Given exercise: Please quote every line word for word.
::: Stored records :::
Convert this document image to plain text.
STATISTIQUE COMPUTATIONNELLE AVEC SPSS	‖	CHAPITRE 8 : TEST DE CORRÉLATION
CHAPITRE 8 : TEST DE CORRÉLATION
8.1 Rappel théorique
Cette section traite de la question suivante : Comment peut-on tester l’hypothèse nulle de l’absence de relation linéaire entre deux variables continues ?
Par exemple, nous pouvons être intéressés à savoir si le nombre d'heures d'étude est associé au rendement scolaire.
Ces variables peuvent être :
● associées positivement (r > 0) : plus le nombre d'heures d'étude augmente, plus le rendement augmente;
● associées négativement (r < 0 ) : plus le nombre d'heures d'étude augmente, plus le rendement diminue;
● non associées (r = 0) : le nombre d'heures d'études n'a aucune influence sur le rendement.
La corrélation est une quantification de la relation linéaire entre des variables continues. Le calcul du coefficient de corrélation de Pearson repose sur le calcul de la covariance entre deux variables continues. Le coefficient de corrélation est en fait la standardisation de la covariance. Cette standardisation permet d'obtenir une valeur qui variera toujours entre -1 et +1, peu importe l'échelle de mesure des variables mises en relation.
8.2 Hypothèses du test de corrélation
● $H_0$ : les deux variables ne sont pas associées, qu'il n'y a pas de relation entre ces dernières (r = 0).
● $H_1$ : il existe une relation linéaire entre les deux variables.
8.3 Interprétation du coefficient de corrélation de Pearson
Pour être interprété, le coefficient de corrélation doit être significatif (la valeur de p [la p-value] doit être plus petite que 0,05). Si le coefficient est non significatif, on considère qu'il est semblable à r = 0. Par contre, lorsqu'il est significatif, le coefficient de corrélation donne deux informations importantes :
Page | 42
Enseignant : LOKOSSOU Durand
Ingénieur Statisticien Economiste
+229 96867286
:::
Result of this exercise:
Convert this document image to plain text.
STATISTIQUE COMPUTATIONNELLE AVEC SPSS	‖	CHAPITRE 8 : TEST DE CORRÉLATION
CHAPITRE 8 : TEST DE CORRÉLATION
8.1 Rappel théorique
Cette section traite de la question suivante : Comment peut-on tester l’hypothèse nulle de l’absence de relation linéaire entre deux variables continues ?
Par exemple, nous pouvons être intéressés à savoir si le nombre d'heures d'étude est associé au rendement scolaire.
Ces variables peuvent être :
● associées positivement (r > 0) : plus le nombre d'heures d'étude augmente, plus le rendement augmente;
● associées négativement (r < 0 ) : plus le nombre d'heures d'étude augmente, plus le rendement diminue;
● non associées (r = 0) : le nombre d'heures d'études n'a aucune influence sur le rendement.
La corrélation est une quantification de la relation linéaire entre des variables continues. Le calcul du coefficient de corrélation de Pearson repose sur le calcul de la covariance entre deux variables continues. Le coefficient de corrélation est en fait la standardisation de la covariance. Cette standardisation permet d'obtenir une valeur qui variera toujours entre -1 et +1, peu importe l'échelle de mesure des variables mises en relation.
8.2 Hypothèses du test de corrélation
● $H_0$ : les deux variables ne sont pas associées, qu'il n'y a pas de relation entre ces dernières (r = 0).
● $H_1$ : il existe une relation linéaire entre les deux variables.
8.3 Interprétation du coefficient de corrélation de Pearson
Pour être interprété, le coefficient de corrélation doit être significatif (la valeur de p [la p-value] doit être plus petite que 0,05). Si le coefficient est non significatif, on considère qu'il est semblable à r = 0. Par contre, lorsqu'il est significatif, le coefficient de corrélation donne deux informations importantes :
Page | 42
Enseignant : LOKOSSOU Durand
Ingénieur Statisticien Economiste
+229 96867286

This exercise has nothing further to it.